(Rows from a dataset)
>> begin

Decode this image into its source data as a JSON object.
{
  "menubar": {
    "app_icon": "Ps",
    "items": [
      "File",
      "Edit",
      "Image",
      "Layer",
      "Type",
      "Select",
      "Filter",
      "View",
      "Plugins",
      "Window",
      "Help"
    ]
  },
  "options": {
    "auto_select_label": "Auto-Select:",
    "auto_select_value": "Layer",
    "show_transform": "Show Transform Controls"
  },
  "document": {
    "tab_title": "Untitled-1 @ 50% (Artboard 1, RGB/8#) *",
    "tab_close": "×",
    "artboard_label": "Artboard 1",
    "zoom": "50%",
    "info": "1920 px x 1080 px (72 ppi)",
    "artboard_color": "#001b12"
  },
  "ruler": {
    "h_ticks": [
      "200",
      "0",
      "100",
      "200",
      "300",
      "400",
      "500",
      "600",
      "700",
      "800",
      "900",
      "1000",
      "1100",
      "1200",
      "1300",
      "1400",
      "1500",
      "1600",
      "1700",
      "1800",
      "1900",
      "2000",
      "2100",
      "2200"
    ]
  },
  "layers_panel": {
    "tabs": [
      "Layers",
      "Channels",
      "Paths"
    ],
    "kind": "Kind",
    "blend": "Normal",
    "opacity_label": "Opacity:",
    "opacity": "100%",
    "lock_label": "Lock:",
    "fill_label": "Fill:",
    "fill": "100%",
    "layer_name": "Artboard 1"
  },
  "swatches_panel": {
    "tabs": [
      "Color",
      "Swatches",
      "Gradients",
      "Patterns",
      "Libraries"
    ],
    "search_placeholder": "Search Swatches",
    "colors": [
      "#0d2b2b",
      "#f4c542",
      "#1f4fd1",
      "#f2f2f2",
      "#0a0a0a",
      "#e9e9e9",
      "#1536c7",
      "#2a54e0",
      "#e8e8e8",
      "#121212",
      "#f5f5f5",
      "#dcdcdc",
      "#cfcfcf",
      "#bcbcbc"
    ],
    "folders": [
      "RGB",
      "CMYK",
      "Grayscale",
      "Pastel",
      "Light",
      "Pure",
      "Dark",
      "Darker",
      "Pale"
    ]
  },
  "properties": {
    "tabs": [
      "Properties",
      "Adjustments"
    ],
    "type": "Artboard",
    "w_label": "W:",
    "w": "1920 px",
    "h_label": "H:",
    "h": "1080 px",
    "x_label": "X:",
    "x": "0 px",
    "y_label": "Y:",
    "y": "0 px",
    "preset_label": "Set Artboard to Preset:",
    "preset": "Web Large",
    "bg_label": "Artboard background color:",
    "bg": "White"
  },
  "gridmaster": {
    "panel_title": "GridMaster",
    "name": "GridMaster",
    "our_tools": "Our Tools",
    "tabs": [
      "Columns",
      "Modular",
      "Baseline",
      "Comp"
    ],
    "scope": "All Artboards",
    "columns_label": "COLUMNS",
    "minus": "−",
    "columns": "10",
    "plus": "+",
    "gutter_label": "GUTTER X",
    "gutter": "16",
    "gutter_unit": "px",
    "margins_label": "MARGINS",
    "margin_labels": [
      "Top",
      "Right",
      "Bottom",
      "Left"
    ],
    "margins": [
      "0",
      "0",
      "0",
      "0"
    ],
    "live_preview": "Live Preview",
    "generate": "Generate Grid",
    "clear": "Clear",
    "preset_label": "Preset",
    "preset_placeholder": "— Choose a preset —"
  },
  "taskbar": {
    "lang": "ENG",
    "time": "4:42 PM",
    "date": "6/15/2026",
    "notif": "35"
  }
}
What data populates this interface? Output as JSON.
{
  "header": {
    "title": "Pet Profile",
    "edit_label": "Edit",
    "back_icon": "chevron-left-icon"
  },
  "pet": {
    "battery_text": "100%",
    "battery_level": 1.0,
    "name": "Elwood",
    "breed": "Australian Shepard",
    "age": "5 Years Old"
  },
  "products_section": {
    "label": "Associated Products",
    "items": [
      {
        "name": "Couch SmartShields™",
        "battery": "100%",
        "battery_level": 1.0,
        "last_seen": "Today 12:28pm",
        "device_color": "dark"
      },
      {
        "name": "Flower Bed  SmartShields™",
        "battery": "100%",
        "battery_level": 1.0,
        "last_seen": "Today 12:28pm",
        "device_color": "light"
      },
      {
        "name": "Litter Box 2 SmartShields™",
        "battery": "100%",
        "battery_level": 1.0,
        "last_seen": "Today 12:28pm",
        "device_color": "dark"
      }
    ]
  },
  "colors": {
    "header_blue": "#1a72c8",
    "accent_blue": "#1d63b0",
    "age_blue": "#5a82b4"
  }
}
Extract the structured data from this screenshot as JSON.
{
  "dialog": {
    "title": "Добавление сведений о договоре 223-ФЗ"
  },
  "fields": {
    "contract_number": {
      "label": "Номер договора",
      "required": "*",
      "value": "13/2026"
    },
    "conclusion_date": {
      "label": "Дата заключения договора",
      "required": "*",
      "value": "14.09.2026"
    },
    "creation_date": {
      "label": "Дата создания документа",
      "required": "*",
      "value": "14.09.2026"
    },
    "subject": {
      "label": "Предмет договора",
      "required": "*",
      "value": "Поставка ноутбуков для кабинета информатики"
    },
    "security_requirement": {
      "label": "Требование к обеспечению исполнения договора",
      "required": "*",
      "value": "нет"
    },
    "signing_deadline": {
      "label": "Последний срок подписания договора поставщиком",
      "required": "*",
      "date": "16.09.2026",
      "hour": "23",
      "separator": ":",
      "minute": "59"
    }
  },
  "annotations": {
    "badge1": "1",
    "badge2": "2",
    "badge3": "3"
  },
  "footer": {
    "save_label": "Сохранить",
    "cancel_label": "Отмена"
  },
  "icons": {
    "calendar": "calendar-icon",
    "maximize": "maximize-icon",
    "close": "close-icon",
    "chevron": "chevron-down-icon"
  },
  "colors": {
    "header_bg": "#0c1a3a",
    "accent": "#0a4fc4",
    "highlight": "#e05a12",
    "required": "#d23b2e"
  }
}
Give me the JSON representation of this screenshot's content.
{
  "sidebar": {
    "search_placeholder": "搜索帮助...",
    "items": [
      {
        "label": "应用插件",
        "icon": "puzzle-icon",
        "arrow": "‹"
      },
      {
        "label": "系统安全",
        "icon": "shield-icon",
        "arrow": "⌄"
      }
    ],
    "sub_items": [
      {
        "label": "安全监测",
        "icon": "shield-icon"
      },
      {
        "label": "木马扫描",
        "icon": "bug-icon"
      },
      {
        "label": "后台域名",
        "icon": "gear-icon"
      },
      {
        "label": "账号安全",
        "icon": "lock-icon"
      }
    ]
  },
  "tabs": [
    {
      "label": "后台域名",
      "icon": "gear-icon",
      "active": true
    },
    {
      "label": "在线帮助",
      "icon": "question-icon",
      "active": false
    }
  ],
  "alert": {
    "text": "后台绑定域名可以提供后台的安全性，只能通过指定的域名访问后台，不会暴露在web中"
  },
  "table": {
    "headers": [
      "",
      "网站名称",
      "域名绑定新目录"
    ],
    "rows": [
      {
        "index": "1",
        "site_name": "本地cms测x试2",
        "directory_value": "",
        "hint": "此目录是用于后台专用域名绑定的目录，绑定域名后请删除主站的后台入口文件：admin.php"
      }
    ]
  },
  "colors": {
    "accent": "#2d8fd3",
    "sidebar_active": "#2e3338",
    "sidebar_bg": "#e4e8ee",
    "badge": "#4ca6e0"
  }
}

>> end

Reproduce the entries above exactly.

Decode this image into its source data as a JSON object.
{
  "menubar": {
    "app_icon": "Ps",
    "items": [
      "File",
      "Edit",
      "Image",
      "Layer",
      "Type",
      "Select",
      "Filter",
      "View",
      "Plugins",
      "Window",
      "Help"
    ]
  },
  "options": {
    "auto_select_label": "Auto-Select:",
    "auto_select_value": "Layer",
    "show_transform": "Show Transform Controls"
  },
  "document": {
    "tab_title": "Untitled-1 @ 50% (Artboard 1, RGB/8#) *",
    "tab_close": "×",
    "artboard_label": "Artboard 1",
    "zoom": "50%",
    "info": "1920 px x 1080 px (72 ppi)",
    "artboard_color": "#001b12"
  },
  "ruler": {
    "h_ticks": [
      "200",
      "0",
      "100",
      "200",
      "300",
      "400",
      "500",
      "600",
      "700",
      "800",
      "900",
      "1000",
      "1100",
      "1200",
      "1300",
      "1400",
      "1500",
      "1600",
      "1700",
      "1800",
      "1900",
      "2000",
      "2100",
      "2200"
    ]
  },
  "layers_panel": {
    "tabs": [
      "Layers",
      "Channels",
      "Paths"
    ],
    "kind": "Kind",
    "blend": "Normal",
    "opacity_label": "Opacity:",
    "opacity": "100%",
    "lock_label": "Lock:",
    "fill_label": "Fill:",
    "fill": "100%",
    "layer_name": "Artboard 1"
  },
  "swatches_panel": {
    "tabs": [
      "Color",
      "Swatches",
      "Gradients",
      "Patterns",
      "Libraries"
    ],
    "search_placeholder": "Search Swatches",
    "colors": [
      "#0d2b2b",
      "#f4c542",
      "#1f4fd1",
      "#f2f2f2",
      "#0a0a0a",
      "#e9e9e9",
      "#1536c7",
      "#2a54e0",
      "#e8e8e8",
      "#121212",
      "#f5f5f5",
      "#dcdcdc",
      "#cfcfcf",
      "#bcbcbc"
    ],
    "folders": [
      "RGB",
      "CMYK",
      "Grayscale",
      "Pastel",
      "Light",
      "Pure",
      "Dark",
      "Darker",
      "Pale"
    ]
  },
  "properties": {
    "tabs": [
      "Properties",
      "Adjustments"
    ],
    "type": "Artboard",
    "w_label": "W:",
    "w": "1920 px",
    "h_label": "H:",
    "h": "1080 px",
    "x_label": "X:",
    "x": "0 px",
    "y_label": "Y:",
    "y": "0 px",
    "preset_label": "Set Artboard to Preset:",
    "preset": "Web Large",
    "bg_label": "Artboard background color:",
    "bg": "White"
  },
  "gridmaster": {
    "panel_title": "GridMaster",
    "name": "GridMaster",
    "our_tools": "Our Tools",
    "tabs": [
      "Columns",
      "Modular",
      "Baseline",
      "Comp"
    ],
    "scope": "All Artboards",
    "columns_label": "COLUMNS",
    "minus": "−",
    "columns": "10",
    "plus": "+",
    "gutter_label": "GUTTER X",
    "gutter": "16",
    "gutter_unit": "px",
    "margins_label": "MARGINS",
    "margin_labels": [
      "Top",
      "Right",
      "Bottom",
      "Left"
    ],
    "margins": [
      "0",
      "0",
      "0",
      "0"
    ],
    "live_preview": "Live Preview",
    "generate": "Generate Grid",
    "clear": "Clear",
    "preset_label": "Preset",
    "preset_placeholder": "— Choose a preset —"
  },
  "taskbar": {
    "lang": "ENG",
    "time": "4:42 PM",
    "date": "6/15/2026",
    "notif": "35"
  }
}
What data populates this interface? Output as JSON.
{
  "header": {
    "title": "Pet Profile",
    "edit_label": "Edit",
    "back_icon": "chevron-left-icon"
  },
  "pet": {
    "battery_text": "100%",
    "battery_level": 1.0,
    "name": "Elwood",
    "breed": "Australian Shepard",
    "age": "5 Years Old"
  },
  "products_section": {
    "label": "Associated Products",
    "items": [
      {
        "name": "Couch SmartShields™",
        "battery": "100%",
        "battery_level": 1.0,
        "last_seen": "Today 12:28pm",
        "device_color": "dark"
      },
      {
        "name": "Flower Bed  SmartShields™",
        "battery": "100%",
        "battery_level": 1.0,
        "last_seen": "Today 12:28pm",
        "device_color": "light"
      },
      {
        "name": "Litter Box 2 SmartShields™",
        "battery": "100%",
        "battery_level": 1.0,
        "last_seen": "Today 12:28pm",
        "device_color": "dark"
      }
    ]
  },
  "colors": {
    "header_blue": "#1a72c8",
    "accent_blue": "#1d63b0",
    "age_blue": "#5a82b4"
  }
}
Extract the structured data from this screenshot as JSON.
{
  "dialog": {
    "title": "Добавление сведений о договоре 223-ФЗ"
  },
  "fields": {
    "contract_number": {
      "label": "Номер договора",
      "required": "*",
      "value": "13/2026"
    },
    "conclusion_date": {
      "label": "Дата заключения договора",
      "required": "*",
      "value": "14.09.2026"
    },
    "creation_date": {
      "label": "Дата создания документа",
      "required": "*",
      "value": "14.09.2026"
    },
    "subject": {
      "label": "Предмет договора",
      "required": "*",
      "value": "Поставка ноутбуков для кабинета информатики"
    },
    "security_requirement": {
      "label": "Требование к обеспечению исполнения договора",
      "required": "*",
      "value": "нет"
    },
    "signing_deadline": {
      "label": "Последний срок подписания договора поставщиком",
      "required": "*",
      "date": "16.09.2026",
      "hour": "23",
      "separator": ":",
      "minute": "59"
    }
  },
  "annotations": {
    "badge1": "1",
    "badge2": "2",
    "badge3": "3"
  },
  "footer": {
    "save_label": "Сохранить",
    "cancel_label": "Отмена"
  },
  "icons": {
    "calendar": "calendar-icon",
    "maximize": "maximize-icon",
    "close": "close-icon",
    "chevron": "chevron-down-icon"
  },
  "colors": {
    "header_bg": "#0c1a3a",
    "accent": "#0a4fc4",
    "highlight": "#e05a12",
    "required": "#d23b2e"
  }
}
Give me the JSON representation of this screenshot's content.
{
  "sidebar": {
    "search_placeholder": "搜索帮助...",
    "items": [
      {
        "label": "应用插件",
        "icon": "puzzle-icon",
        "arrow": "‹"
      },
      {
        "label": "系统安全",
        "icon": "shield-icon",
        "arrow": "⌄"
      }
    ],
    "sub_items": [
      {
        "label": "安全监测",
        "icon": "shield-icon"
      },
      {
        "label": "木马扫描",
        "icon": "bug-icon"
      },
      {
        "label": "后台域名",
        "icon": "gear-icon"
      },
      {
        "label": "账号安全",
        "icon": "lock-icon"
      }
    ]
  },
  "tabs": [
    {
      "label": "后台域名",
      "icon": "gear-icon",
      "active": true
    },
    {
      "label": "在线帮助",
      "icon": "question-icon",
      "active": false
    }
  ],
  "alert": {
    "text": "后台绑定域名可以提供后台的安全性，只能通过指定的域名访问后台，不会暴露在web中"
  },
  "table": {
    "headers": [
      "",
      "网站名称",
      "域名绑定新目录"
    ],
    "rows": [
      {
        "index": "1",
        "site_name": "本地cms测x试2",
        "directory_value": "",
        "hint": "此目录是用于后台专用域名绑定的目录，绑定域名后请删除主站的后台入口文件：admin.php"
      }
    ]
  },
  "colors": {
    "accent": "#2d8fd3",
    "sidebar_active": "#2e3338",
    "sidebar_bg": "#e4e8ee",
    "badge": "#4ca6e0"
  }
}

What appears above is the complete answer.